• Task inputs:
- - -
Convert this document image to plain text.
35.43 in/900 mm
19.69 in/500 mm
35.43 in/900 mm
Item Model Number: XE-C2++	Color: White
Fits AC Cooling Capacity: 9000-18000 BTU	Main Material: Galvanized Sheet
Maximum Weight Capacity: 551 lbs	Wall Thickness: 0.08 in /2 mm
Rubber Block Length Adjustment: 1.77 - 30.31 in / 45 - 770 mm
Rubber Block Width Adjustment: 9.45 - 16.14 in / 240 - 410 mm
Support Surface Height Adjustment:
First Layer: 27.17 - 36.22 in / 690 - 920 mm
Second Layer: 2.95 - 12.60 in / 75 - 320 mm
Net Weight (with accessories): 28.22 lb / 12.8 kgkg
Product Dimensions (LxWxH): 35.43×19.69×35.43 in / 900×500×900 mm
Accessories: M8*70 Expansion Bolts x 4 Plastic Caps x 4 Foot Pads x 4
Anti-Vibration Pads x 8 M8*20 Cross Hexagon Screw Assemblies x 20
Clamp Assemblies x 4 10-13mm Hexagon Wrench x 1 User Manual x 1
- - -
• Aim: Which lines hold the word "Assemblies"? Copy every one of them.

• Result:
Anti-Vibration Pads x 8 M8*20 Cross Hexagon Screw Assemblies x 20
Clamp Assemblies x 4 10-13mm Hexagon Wrench x 1 User Manual x 1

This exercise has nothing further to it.